(BRIEF) Print every record below exactly as written.

(Dataset entries)
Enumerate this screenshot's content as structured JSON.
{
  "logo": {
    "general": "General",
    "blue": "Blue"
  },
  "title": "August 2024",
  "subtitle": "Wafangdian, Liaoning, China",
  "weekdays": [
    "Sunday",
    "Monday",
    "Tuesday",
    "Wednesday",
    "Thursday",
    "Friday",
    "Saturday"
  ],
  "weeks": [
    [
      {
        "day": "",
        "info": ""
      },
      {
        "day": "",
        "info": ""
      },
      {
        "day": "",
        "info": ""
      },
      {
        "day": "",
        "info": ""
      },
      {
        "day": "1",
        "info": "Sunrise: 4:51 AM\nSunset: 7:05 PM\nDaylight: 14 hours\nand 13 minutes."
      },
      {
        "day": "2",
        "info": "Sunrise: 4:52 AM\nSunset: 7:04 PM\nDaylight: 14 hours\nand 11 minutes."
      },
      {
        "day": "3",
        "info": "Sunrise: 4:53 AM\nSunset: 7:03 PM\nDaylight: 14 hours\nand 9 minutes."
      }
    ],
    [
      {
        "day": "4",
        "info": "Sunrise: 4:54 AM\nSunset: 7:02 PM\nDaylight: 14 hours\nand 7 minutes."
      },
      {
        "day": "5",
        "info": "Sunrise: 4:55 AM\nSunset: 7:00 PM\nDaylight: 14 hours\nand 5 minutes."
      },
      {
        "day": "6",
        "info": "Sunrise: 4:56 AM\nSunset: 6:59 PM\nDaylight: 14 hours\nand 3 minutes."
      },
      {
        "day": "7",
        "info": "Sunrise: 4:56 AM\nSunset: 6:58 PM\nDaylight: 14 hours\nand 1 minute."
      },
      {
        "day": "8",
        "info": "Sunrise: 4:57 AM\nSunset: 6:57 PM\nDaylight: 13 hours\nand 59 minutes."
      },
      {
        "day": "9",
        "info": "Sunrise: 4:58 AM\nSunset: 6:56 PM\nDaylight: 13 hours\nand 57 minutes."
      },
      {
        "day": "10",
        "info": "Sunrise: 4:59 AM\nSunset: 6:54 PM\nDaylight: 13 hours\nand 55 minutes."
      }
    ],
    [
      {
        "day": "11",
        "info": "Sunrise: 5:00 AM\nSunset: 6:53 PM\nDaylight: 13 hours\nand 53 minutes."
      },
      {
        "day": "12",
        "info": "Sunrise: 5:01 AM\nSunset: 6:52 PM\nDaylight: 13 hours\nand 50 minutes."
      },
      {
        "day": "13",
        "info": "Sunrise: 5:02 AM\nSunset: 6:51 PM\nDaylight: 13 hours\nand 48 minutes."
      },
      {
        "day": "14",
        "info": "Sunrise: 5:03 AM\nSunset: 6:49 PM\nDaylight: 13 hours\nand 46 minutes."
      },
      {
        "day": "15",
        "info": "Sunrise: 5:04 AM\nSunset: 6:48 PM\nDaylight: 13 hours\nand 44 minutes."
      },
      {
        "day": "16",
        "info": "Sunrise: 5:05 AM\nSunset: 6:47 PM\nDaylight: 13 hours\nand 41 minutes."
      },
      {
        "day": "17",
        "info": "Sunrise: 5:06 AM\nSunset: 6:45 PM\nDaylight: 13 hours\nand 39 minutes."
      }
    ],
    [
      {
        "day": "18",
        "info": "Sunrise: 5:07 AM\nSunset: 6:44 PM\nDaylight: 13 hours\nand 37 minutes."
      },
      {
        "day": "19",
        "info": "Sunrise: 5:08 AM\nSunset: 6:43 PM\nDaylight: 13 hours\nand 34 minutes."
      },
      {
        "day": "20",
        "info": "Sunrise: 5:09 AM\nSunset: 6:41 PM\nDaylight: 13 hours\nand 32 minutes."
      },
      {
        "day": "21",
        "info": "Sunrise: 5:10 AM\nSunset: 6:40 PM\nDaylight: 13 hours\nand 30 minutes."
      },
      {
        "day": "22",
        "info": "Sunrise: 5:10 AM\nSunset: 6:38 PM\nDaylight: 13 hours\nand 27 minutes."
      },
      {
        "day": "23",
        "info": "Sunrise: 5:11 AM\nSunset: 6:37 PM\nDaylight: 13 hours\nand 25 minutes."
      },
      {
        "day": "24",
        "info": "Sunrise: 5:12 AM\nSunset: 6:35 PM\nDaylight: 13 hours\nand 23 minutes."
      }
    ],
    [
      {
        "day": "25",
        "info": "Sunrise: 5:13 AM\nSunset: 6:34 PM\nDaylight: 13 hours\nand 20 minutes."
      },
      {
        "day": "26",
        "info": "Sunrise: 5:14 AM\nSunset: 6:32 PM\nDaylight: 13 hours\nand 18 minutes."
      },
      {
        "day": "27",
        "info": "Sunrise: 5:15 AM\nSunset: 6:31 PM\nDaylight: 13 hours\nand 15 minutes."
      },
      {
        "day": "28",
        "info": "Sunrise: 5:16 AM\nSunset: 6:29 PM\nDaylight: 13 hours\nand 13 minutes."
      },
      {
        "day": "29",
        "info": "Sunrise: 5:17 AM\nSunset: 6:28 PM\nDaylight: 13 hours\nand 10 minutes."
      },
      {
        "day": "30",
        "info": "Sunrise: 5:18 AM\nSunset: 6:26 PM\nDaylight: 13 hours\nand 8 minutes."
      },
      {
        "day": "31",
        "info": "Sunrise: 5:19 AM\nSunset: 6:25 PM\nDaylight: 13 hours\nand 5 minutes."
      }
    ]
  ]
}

(EXPECTED OUTPUT)
Enumerate this screenshot's content as structured JSON.
{
  "logo": {
    "general": "General",
    "blue": "Blue"
  },
  "title": "August 2024",
  "subtitle": "Wafangdian, Liaoning, China",
  "weekdays": [
    "Sunday",
    "Monday",
    "Tuesday",
    "Wednesday",
    "Thursday",
    "Friday",
    "Saturday"
  ],
  "weeks": [
    [
      {
        "day": "",
        "info": ""
      },
      {
        "day": "",
        "info": ""
      },
      {
        "day": "",
        "info": ""
      },
      {
        "day": "",
        "info": ""
      },
      {
        "day": "1",
        "info": "Sunrise: 4:51 AM\nSunset: 7:05 PM\nDaylight: 14 hours\nand 13 minutes."
      },
      {
        "day": "2",
        "info": "Sunrise: 4:52 AM\nSunset: 7:04 PM\nDaylight: 14 hours\nand 11 minutes."
      },
      {
        "day": "3",
        "info": "Sunrise: 4:53 AM\nSunset: 7:03 PM\nDaylight: 14 hours\nand 9 minutes."
      }
    ],
    [
      {
        "day": "4",
        "info": "Sunrise: 4:54 AM\nSunset: 7:02 PM\nDaylight: 14 hours\nand 7 minutes."
      },
      {
        "day": "5",
        "info": "Sunrise: 4:55 AM\nSunset: 7:00 PM\nDaylight: 14 hours\nand 5 minutes."
      },
      {
        "day": "6",
        "info": "Sunrise: 4:56 AM\nSunset: 6:59 PM\nDaylight: 14 hours\nand 3 minutes."
      },
      {
        "day": "7",
        "info": "Sunrise: 4:56 AM\nSunset: 6:58 PM\nDaylight: 14 hours\nand 1 minute."
      },
      {
        "day": "8",
        "info": "Sunrise: 4:57 AM\nSunset: 6:57 PM\nDaylight: 13 hours\nand 59 minutes."
      },
      {
        "day": "9",
        "info": "Sunrise: 4:58 AM\nSunset: 6:56 PM\nDaylight: 13 hours\nand 57 minutes."
      },
      {
        "day": "10",
        "info": "Sunrise: 4:59 AM\nSunset: 6:54 PM\nDaylight: 13 hours\nand 55 minutes."
      }
    ],
    [
      {
        "day": "11",
        "info": "Sunrise: 5:00 AM\nSunset: 6:53 PM\nDaylight: 13 hours\nand 53 minutes."
      },
      {
        "day": "12",
        "info": "Sunrise: 5:01 AM\nSunset: 6:52 PM\nDaylight: 13 hours\nand 50 minutes."
      },
      {
        "day": "13",
        "info": "Sunrise: 5:02 AM\nSunset: 6:51 PM\nDaylight: 13 hours\nand 48 minutes."
      },
      {
        "day": "14",
        "info": "Sunrise: 5:03 AM\nSunset: 6:49 PM\nDaylight: 13 hours\nand 46 minutes."
      },
      {
        "day": "15",
        "info": "Sunrise: 5:04 AM\nSunset: 6:48 PM\nDaylight: 13 hours\nand 44 minutes."
      },
      {
        "day": "16",
        "info": "Sunrise: 5:05 AM\nSunset: 6:47 PM\nDaylight: 13 hours\nand 41 minutes."
      },
      {
        "day": "17",
        "info": "Sunrise: 5:06 AM\nSunset: 6:45 PM\nDaylight: 13 hours\nand 39 minutes."
      }
    ],
    [
      {
        "day": "18",
        "info": "Sunrise: 5:07 AM\nSunset: 6:44 PM\nDaylight: 13 hours\nand 37 minutes."
      },
      {
        "day": "19",
        "info": "Sunrise: 5:08 AM\nSunset: 6:43 PM\nDaylight: 13 hours\nand 34 minutes."
      },
      {
        "day": "20",
        "info": "Sunrise: 5:09 AM\nSunset: 6:41 PM\nDaylight: 13 hours\nand 32 minutes."
      },
      {
        "day": "21",
        "info": "Sunrise: 5:10 AM\nSunset: 6:40 PM\nDaylight: 13 hours\nand 30 minutes."
      },
      {
        "day": "22",
        "info": "Sunrise: 5:10 AM\nSunset: 6:38 PM\nDaylight: 13 hours\nand 27 minutes."
      },
      {
        "day": "23",
        "info": "Sunrise: 5:11 AM\nSunset: 6:37 PM\nDaylight: 13 hours\nand 25 minutes."
      },
      {
        "day": "24",
        "info": "Sunrise: 5:12 AM\nSunset: 6:35 PM\nDaylight: 13 hours\nand 23 minutes."
      }
    ],
    [
      {
        "day": "25",
        "info": "Sunrise: 5:13 AM\nSunset: 6:34 PM\nDaylight: 13 hours\nand 20 minutes."
      },
      {
        "day": "26",
        "info": "Sunrise: 5:14 AM\nSunset: 6:32 PM\nDaylight: 13 hours\nand 18 minutes."
      },
      {
        "day": "27",
        "info": "Sunrise: 5:15 AM\nSunset: 6:31 PM\nDaylight: 13 hours\nand 15 minutes."
      },
      {
        "day": "28",
        "info": "Sunrise: 5:16 AM\nSunset: 6:29 PM\nDaylight: 13 hours\nand 13 minutes."
      },
      {
        "day": "29",
        "info": "Sunrise: 5:17 AM\nSunset: 6:28 PM\nDaylight: 13 hours\nand 10 minutes."
      },
      {
        "day": "30",
        "info": "Sunrise: 5:18 AM\nSunset: 6:26 PM\nDaylight: 13 hours\nand 8 minutes."
      },
      {
        "day": "31",
        "info": "Sunrise: 5:19 AM\nSunset: 6:25 PM\nDaylight: 13 hours\nand 5 minutes."
      }
    ]
  ]
}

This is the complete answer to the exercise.